--- Dataset Enclosed Below ---

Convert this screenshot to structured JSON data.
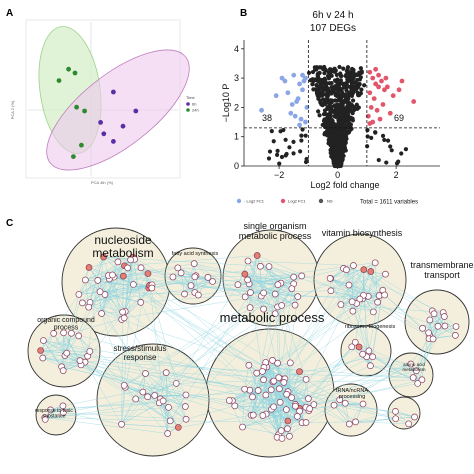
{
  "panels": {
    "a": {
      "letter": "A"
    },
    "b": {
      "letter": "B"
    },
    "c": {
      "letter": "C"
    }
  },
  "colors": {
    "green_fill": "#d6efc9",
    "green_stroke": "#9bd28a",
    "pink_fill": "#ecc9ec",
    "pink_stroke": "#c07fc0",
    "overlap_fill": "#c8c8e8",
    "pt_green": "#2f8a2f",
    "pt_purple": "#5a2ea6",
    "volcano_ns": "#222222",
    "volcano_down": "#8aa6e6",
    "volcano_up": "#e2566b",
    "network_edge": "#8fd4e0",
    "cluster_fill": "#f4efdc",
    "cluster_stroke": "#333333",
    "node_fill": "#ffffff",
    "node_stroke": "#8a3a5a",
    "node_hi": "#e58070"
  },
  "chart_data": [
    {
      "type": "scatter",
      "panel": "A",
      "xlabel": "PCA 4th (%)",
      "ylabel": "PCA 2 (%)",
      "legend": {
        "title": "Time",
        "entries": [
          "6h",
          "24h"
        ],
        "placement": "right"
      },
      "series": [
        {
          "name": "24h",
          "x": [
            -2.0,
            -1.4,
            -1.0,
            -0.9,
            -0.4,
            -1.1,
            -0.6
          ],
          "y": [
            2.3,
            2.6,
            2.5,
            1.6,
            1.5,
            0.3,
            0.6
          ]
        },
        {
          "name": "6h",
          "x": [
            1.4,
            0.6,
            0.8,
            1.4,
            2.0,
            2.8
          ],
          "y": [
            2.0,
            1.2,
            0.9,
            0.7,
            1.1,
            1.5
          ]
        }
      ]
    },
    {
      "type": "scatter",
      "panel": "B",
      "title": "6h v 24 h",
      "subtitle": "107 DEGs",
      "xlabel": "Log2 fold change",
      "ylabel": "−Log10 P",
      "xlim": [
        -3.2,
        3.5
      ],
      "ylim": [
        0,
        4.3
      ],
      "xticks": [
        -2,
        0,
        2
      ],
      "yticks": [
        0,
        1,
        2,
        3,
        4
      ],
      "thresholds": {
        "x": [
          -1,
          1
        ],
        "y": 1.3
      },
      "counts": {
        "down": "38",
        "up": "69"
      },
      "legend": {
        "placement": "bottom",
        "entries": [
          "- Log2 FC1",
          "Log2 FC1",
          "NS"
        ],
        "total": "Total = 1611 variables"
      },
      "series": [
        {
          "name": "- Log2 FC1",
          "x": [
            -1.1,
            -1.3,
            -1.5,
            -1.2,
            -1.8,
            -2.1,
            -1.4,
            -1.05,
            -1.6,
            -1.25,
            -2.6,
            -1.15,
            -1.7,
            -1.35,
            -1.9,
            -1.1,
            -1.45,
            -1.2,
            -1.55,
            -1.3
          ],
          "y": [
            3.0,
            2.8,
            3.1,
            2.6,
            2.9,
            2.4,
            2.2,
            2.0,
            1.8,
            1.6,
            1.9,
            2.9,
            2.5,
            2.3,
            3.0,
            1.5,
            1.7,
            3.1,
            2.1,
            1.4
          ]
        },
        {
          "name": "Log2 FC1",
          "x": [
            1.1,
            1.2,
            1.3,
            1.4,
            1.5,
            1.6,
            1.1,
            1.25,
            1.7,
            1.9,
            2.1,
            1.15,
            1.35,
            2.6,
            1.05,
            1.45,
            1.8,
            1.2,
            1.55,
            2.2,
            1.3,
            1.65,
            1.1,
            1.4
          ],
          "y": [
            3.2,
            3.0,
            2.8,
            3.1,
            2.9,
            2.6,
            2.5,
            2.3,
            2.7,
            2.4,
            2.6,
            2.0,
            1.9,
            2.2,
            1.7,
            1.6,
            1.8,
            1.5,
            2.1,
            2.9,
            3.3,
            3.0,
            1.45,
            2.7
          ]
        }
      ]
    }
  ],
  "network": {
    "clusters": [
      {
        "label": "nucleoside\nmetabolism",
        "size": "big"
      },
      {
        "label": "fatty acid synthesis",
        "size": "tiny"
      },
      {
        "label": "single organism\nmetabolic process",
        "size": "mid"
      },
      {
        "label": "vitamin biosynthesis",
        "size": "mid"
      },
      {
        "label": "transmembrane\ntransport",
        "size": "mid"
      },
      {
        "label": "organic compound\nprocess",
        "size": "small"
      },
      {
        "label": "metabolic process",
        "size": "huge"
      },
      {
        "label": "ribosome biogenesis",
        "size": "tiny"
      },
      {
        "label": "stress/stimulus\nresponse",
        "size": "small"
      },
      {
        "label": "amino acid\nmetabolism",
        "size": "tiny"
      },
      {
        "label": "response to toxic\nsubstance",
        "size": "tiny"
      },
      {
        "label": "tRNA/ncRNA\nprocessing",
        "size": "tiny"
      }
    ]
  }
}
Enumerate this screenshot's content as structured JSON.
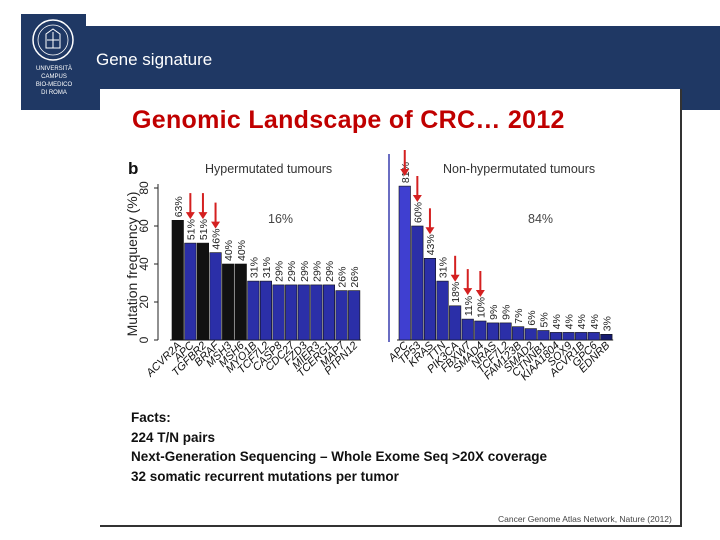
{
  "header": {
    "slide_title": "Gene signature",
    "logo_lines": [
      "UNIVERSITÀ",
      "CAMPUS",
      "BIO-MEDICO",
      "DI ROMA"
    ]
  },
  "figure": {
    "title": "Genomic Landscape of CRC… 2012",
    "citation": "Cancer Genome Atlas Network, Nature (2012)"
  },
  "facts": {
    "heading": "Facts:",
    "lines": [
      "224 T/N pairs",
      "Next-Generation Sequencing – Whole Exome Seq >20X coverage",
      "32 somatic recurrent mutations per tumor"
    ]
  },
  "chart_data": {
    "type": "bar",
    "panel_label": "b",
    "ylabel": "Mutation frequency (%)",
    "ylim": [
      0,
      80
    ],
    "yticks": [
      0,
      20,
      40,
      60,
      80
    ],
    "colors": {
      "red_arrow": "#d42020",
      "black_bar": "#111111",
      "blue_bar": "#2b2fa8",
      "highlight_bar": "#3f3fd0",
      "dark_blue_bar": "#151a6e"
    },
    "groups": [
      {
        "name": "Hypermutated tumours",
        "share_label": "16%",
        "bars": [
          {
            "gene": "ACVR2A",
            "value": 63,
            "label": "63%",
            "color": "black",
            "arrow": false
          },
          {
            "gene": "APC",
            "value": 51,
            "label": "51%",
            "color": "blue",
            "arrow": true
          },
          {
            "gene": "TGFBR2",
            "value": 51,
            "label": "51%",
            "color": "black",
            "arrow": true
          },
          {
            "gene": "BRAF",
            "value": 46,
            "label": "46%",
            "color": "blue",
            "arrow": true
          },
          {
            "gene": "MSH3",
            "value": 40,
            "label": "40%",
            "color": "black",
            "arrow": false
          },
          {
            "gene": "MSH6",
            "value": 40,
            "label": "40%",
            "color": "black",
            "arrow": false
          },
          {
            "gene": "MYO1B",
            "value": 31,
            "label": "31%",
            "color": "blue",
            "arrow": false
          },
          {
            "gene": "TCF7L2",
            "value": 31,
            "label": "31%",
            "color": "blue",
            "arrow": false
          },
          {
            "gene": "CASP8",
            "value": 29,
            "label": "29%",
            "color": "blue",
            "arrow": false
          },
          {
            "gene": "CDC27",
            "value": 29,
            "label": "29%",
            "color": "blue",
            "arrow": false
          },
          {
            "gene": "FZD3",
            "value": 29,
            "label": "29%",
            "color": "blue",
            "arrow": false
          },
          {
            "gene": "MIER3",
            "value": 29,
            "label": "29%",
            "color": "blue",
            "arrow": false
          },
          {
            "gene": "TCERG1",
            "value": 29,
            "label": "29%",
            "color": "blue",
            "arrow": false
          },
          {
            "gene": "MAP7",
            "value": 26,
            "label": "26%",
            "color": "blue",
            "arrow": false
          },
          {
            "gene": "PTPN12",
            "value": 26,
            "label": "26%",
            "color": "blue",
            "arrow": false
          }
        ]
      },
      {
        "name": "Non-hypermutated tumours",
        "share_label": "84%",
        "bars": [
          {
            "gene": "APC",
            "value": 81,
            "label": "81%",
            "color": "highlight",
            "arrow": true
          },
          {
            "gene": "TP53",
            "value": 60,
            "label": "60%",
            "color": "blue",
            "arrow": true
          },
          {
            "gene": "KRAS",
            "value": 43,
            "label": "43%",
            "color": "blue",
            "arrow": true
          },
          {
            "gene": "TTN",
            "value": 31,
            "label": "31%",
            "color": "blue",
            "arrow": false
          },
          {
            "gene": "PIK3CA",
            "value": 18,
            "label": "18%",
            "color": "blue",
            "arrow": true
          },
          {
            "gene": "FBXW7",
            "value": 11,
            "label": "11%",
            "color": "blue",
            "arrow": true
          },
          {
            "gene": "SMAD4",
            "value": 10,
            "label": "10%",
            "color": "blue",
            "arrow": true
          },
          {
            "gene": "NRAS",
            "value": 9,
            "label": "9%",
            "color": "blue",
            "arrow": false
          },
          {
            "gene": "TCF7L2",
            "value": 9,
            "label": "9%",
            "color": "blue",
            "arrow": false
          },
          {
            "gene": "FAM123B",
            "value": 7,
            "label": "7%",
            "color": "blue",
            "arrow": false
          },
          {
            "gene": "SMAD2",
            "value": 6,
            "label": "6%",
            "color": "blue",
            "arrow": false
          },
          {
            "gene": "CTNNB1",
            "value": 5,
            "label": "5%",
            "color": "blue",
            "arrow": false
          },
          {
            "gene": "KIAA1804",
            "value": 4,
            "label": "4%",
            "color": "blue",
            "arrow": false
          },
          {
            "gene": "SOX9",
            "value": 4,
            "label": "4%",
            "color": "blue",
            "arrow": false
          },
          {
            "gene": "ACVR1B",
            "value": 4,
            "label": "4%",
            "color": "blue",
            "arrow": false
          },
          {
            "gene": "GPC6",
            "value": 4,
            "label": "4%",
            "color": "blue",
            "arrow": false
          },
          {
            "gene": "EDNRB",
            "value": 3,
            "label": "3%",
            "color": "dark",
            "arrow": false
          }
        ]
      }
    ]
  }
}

--- End of Enclosed Dataset ---

Required action —
Copy each line above where "name" appears.

Response area —
          "name": "24h",
          "name": "6h",
          "name": "- Log2 FC1",
          "name": "Log2 FC1",
        "name": "Hypermutated tumours",
        "name": "Non-hypermutated tumours",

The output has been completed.